__Task requirements__
Set out every line bearing the string "ERAI".

__Supplied records__
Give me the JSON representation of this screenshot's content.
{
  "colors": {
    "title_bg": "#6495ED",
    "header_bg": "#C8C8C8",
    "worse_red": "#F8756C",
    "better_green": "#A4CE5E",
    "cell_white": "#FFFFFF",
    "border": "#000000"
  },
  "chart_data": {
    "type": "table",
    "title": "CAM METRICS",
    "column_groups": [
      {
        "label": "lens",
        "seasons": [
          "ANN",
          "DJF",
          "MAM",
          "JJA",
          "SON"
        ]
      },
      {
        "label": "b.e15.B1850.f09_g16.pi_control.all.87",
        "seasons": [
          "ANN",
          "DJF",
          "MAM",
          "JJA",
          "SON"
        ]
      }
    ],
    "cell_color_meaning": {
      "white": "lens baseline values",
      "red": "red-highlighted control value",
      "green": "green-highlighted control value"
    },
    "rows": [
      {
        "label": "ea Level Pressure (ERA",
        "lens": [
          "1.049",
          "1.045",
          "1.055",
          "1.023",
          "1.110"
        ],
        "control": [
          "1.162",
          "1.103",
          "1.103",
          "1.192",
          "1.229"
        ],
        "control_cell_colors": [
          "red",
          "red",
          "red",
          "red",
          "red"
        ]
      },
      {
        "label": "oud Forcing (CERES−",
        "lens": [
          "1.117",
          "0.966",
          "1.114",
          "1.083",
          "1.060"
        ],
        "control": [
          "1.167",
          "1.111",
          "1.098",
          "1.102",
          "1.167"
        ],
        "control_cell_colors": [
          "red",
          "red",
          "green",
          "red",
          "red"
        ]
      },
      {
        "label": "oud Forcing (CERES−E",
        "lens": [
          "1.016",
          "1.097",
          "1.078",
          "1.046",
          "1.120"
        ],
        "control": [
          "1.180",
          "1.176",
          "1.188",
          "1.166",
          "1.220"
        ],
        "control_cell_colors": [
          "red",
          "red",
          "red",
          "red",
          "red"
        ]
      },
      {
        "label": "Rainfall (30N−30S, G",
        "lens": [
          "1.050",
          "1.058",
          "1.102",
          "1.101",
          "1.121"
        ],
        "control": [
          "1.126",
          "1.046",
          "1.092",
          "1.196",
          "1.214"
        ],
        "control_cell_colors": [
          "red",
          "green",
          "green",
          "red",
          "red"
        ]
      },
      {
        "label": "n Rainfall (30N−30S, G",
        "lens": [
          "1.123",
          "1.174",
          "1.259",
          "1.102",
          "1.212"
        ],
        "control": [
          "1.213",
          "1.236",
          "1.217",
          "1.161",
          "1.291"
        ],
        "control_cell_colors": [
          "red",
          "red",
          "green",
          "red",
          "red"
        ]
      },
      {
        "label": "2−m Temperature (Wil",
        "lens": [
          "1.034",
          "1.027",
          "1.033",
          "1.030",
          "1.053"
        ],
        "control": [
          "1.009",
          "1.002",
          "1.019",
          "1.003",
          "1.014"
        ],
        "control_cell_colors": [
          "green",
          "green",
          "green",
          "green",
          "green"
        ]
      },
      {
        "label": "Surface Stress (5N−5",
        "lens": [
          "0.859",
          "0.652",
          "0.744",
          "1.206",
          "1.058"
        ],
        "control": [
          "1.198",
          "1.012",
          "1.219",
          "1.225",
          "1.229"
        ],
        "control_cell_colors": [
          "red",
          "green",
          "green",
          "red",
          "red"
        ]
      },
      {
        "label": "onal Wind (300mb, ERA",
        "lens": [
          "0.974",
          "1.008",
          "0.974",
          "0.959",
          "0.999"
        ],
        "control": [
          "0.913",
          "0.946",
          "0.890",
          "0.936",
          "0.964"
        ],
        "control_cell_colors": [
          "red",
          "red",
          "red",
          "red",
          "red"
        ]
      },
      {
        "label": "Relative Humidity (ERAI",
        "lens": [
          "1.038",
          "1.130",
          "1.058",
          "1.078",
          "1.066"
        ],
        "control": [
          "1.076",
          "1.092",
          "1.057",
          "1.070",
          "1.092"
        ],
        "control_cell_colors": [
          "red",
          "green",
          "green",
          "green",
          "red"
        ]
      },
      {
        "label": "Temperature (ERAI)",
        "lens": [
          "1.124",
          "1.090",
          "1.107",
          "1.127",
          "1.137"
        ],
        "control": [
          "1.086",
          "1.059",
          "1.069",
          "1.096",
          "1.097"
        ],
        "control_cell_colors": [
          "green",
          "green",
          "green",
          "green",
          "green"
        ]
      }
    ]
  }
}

__Result__
        "label": "Relative Humidity (ERAI",
        "label": "Temperature (ERAI)",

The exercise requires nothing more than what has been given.